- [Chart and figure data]
+ + + + +
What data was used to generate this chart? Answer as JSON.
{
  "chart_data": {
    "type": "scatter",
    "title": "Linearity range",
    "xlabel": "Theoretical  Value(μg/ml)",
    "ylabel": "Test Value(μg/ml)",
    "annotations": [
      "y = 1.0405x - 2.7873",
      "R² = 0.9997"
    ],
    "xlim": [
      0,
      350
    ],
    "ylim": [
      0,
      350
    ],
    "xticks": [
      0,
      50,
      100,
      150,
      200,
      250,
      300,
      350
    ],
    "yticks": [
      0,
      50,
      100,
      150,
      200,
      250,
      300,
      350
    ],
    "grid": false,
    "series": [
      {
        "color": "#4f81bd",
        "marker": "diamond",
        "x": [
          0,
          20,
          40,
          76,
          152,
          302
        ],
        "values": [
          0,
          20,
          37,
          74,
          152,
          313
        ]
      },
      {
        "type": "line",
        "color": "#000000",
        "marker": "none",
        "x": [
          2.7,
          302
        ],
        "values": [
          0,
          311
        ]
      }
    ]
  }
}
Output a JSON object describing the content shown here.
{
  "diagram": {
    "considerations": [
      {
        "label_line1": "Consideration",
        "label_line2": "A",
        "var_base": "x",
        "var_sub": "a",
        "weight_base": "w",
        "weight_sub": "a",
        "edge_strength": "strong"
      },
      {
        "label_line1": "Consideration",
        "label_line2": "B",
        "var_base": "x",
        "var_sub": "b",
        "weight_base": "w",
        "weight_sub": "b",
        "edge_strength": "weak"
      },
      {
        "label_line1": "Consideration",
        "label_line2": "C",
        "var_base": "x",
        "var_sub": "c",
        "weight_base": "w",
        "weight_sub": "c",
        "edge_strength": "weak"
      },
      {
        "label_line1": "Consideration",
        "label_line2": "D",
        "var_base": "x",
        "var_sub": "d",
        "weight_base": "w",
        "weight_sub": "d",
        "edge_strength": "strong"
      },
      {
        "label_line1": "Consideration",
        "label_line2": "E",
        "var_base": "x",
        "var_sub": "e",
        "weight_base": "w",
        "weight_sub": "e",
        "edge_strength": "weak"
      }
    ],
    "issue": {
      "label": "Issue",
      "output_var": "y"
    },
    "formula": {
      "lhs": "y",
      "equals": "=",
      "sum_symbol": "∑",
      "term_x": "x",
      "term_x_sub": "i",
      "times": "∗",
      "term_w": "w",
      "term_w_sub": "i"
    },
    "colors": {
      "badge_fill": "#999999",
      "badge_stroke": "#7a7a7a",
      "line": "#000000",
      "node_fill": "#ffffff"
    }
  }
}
+ + + + +
Print out every entry, keeping each one exact.

- [Exercise output]
What data was used to generate this chart? Answer as JSON.
{
  "chart_data": {
    "type": "scatter",
    "title": "Linearity range",
    "xlabel": "Theoretical  Value(μg/ml)",
    "ylabel": "Test Value(μg/ml)",
    "annotations": [
      "y = 1.0405x - 2.7873",
      "R² = 0.9997"
    ],
    "xlim": [
      0,
      350
    ],
    "ylim": [
      0,
      350
    ],
    "xticks": [
      0,
      50,
      100,
      150,
      200,
      250,
      300,
      350
    ],
    "yticks": [
      0,
      50,
      100,
      150,
      200,
      250,
      300,
      350
    ],
    "grid": false,
    "series": [
      {
        "color": "#4f81bd",
        "marker": "diamond",
        "x": [
          0,
          20,
          40,
          76,
          152,
          302
        ],
        "values": [
          0,
          20,
          37,
          74,
          152,
          313
        ]
      },
      {
        "type": "line",
        "color": "#000000",
        "marker": "none",
        "x": [
          2.7,
          302
        ],
        "values": [
          0,
          311
        ]
      }
    ]
  }
}
Output a JSON object describing the content shown here.
{
  "diagram": {
    "considerations": [
      {
        "label_line1": "Consideration",
        "label_line2": "A",
        "var_base": "x",
        "var_sub": "a",
        "weight_base": "w",
        "weight_sub": "a",
        "edge_strength": "strong"
      },
      {
        "label_line1": "Consideration",
        "label_line2": "B",
        "var_base": "x",
        "var_sub": "b",
        "weight_base": "w",
        "weight_sub": "b",
        "edge_strength": "weak"
      },
      {
        "label_line1": "Consideration",
        "label_line2": "C",
        "var_base": "x",
        "var_sub": "c",
        "weight_base": "w",
        "weight_sub": "c",
        "edge_strength": "weak"
      },
      {
        "label_line1": "Consideration",
        "label_line2": "D",
        "var_base": "x",
        "var_sub": "d",
        "weight_base": "w",
        "weight_sub": "d",
        "edge_strength": "strong"
      },
      {
        "label_line1": "Consideration",
        "label_line2": "E",
        "var_base": "x",
        "var_sub": "e",
        "weight_base": "w",
        "weight_sub": "e",
        "edge_strength": "weak"
      }
    ],
    "issue": {
      "label": "Issue",
      "output_var": "y"
    },
    "formula": {
      "lhs": "y",
      "equals": "=",
      "sum_symbol": "∑",
      "term_x": "x",
      "term_x_sub": "i",
      "times": "∗",
      "term_w": "w",
      "term_w_sub": "i"
    },
    "colors": {
      "badge_fill": "#999999",
      "badge_stroke": "#7a7a7a",
      "line": "#000000",
      "node_fill": "#ffffff"
    }
  }
}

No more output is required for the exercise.